Description of the task:
Pictures don't belong in the copy; print all the records exactly.

Data entries:
━━━━

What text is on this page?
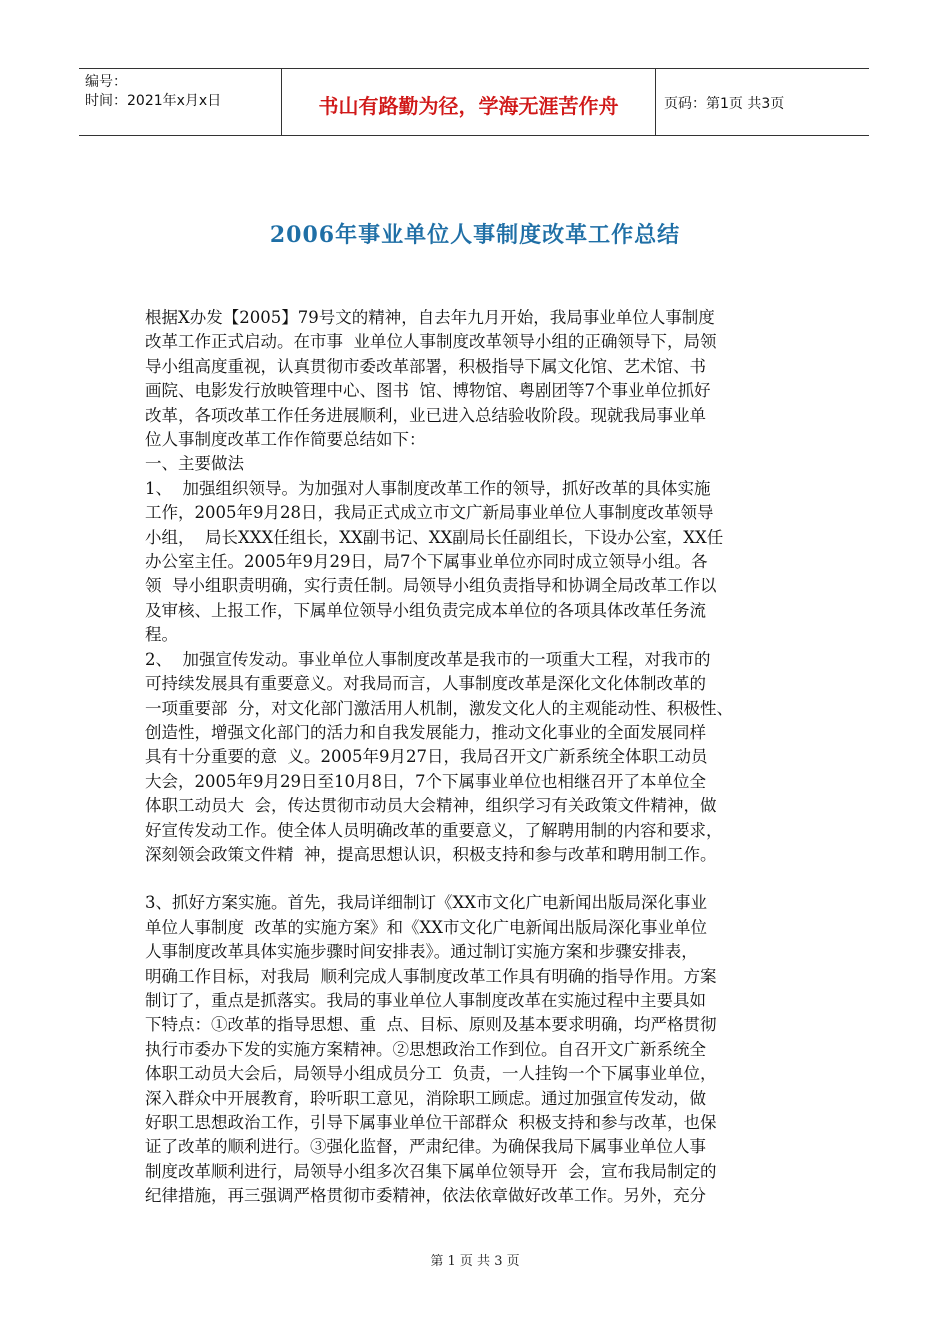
编号：
时间：2021年x月x日	书山有路勤为径，学海无涯苦作舟	页码：第1页 共3页
2006年事业单位人事制度改革工作总结

根据X办发【2005】79号文的精神，自去年九月开始，我局事业单位人事制度

改革工作正式启动。在市事  业单位人事制度改革领导小组的正确领导下，局领

导小组高度重视，认真贯彻市委改革部署，积极指导下属文化馆、艺术馆、书

画院、电影发行放映管理中心、图书  馆、博物馆、粤剧团等7个事业单位抓好

改革，各项改革工作任务进展顺利，业已进入总结验收阶段。现就我局事业单

位人事制度改革工作作简要总结如下：

一、主要做法

1、  加强组织领导。为加强对人事制度改革工作的领导，抓好改革的具体实施

工作，2005年9月28日，我局正式成立市文广新局事业单位人事制度改革领导

小组，  局长XXX任组长，XX副书记、XX副局长任副组长，下设办公室，XX任

办公室主任。2005年9月29日，局7个下属事业单位亦同时成立领导小组。各

领  导小组职责明确，实行责任制。局领导小组负责指导和协调全局改革工作以

及审核、上报工作，下属单位领导小组负责完成本单位的各项具体改革任务流

程。

2、  加强宣传发动。事业单位人事制度改革是我市的一项重大工程，对我市的

可持续发展具有重要意义。对我局而言，人事制度改革是深化文化体制改革的

一项重要部  分，对文化部门激活用人机制，激发文化人的主观能动性、积极性、

创造性，增强文化部门的活力和自我发展能力，推动文化事业的全面发展同样

具有十分重要的意  义。2005年9月27日，我局召开文广新系统全体职工动员

大会，2005年9月29日至10月8日，7个下属事业单位也相继召开了本单位全

体职工动员大  会，传达贯彻市动员大会精神，组织学习有关政策文件精神，做

好宣传发动工作。使全体人员明确改革的重要意义，了解聘用制的内容和要求，

深刻领会政策文件精  神，提高思想认识，积极支持和参与改革和聘用制工作。

3、抓好方案实施。首先，我局详细制订《XX市文化广电新闻出版局深化事业

单位人事制度  改革的实施方案》和《XX市文化广电新闻出版局深化事业单位

人事制度改革具体实施步骤时间安排表》。通过制订实施方案和步骤安排表，

明确工作目标，对我局  顺利完成人事制度改革工作具有明确的指导作用。方案

制订了，重点是抓落实。我局的事业单位人事制度改革在实施过程中主要具如

下特点：①改革的指导思想、重  点、目标、原则及基本要求明确，均严格贯彻

执行市委办下发的实施方案精神。②思想政治工作到位。自召开文广新系统全

体职工动员大会后，局领导小组成员分工  负责，一人挂钩一个下属事业单位，

深入群众中开展教育，聆听职工意见，消除职工顾虑。通过加强宣传发动，做

好职工思想政治工作，引导下属事业单位干部群众  积极支持和参与改革，也保

证了改革的顺利进行。③强化监督，严肃纪律。为确保我局下属事业单位人事

制度改革顺利进行，局领导小组多次召集下属单位领导开  会，宣布我局制定的

纪律措施，再三强调严格贯彻市委精神，依法依章做好改革工作。另外，充分

第 1 页 共 3 页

━━━━

Complete response:
What text is on this page?
编号：
时间：2021年x月x日	书山有路勤为径，学海无涯苦作舟	页码：第1页 共3页
2006年事业单位人事制度改革工作总结

根据X办发【2005】79号文的精神，自去年九月开始，我局事业单位人事制度

改革工作正式启动。在市事  业单位人事制度改革领导小组的正确领导下，局领

导小组高度重视，认真贯彻市委改革部署，积极指导下属文化馆、艺术馆、书

画院、电影发行放映管理中心、图书  馆、博物馆、粤剧团等7个事业单位抓好

改革，各项改革工作任务进展顺利，业已进入总结验收阶段。现就我局事业单

位人事制度改革工作作简要总结如下：

一、主要做法

1、  加强组织领导。为加强对人事制度改革工作的领导，抓好改革的具体实施

工作，2005年9月28日，我局正式成立市文广新局事业单位人事制度改革领导

小组，  局长XXX任组长，XX副书记、XX副局长任副组长，下设办公室，XX任

办公室主任。2005年9月29日，局7个下属事业单位亦同时成立领导小组。各

领  导小组职责明确，实行责任制。局领导小组负责指导和协调全局改革工作以

及审核、上报工作，下属单位领导小组负责完成本单位的各项具体改革任务流

程。

2、  加强宣传发动。事业单位人事制度改革是我市的一项重大工程，对我市的

可持续发展具有重要意义。对我局而言，人事制度改革是深化文化体制改革的

一项重要部  分，对文化部门激活用人机制，激发文化人的主观能动性、积极性、

创造性，增强文化部门的活力和自我发展能力，推动文化事业的全面发展同样

具有十分重要的意  义。2005年9月27日，我局召开文广新系统全体职工动员

大会，2005年9月29日至10月8日，7个下属事业单位也相继召开了本单位全

体职工动员大  会，传达贯彻市动员大会精神，组织学习有关政策文件精神，做

好宣传发动工作。使全体人员明确改革的重要意义，了解聘用制的内容和要求，

深刻领会政策文件精  神，提高思想认识，积极支持和参与改革和聘用制工作。

3、抓好方案实施。首先，我局详细制订《XX市文化广电新闻出版局深化事业

单位人事制度  改革的实施方案》和《XX市文化广电新闻出版局深化事业单位

人事制度改革具体实施步骤时间安排表》。通过制订实施方案和步骤安排表，

明确工作目标，对我局  顺利完成人事制度改革工作具有明确的指导作用。方案

制订了，重点是抓落实。我局的事业单位人事制度改革在实施过程中主要具如

下特点：①改革的指导思想、重  点、目标、原则及基本要求明确，均严格贯彻

执行市委办下发的实施方案精神。②思想政治工作到位。自召开文广新系统全

体职工动员大会后，局领导小组成员分工  负责，一人挂钩一个下属事业单位，

深入群众中开展教育，聆听职工意见，消除职工顾虑。通过加强宣传发动，做

好职工思想政治工作，引导下属事业单位干部群众  积极支持和参与改革，也保

证了改革的顺利进行。③强化监督，严肃纪律。为确保我局下属事业单位人事

制度改革顺利进行，局领导小组多次召集下属单位领导开  会，宣布我局制定的

纪律措施，再三强调严格贯彻市委精神，依法依章做好改革工作。另外，充分

第 1 页 共 3 页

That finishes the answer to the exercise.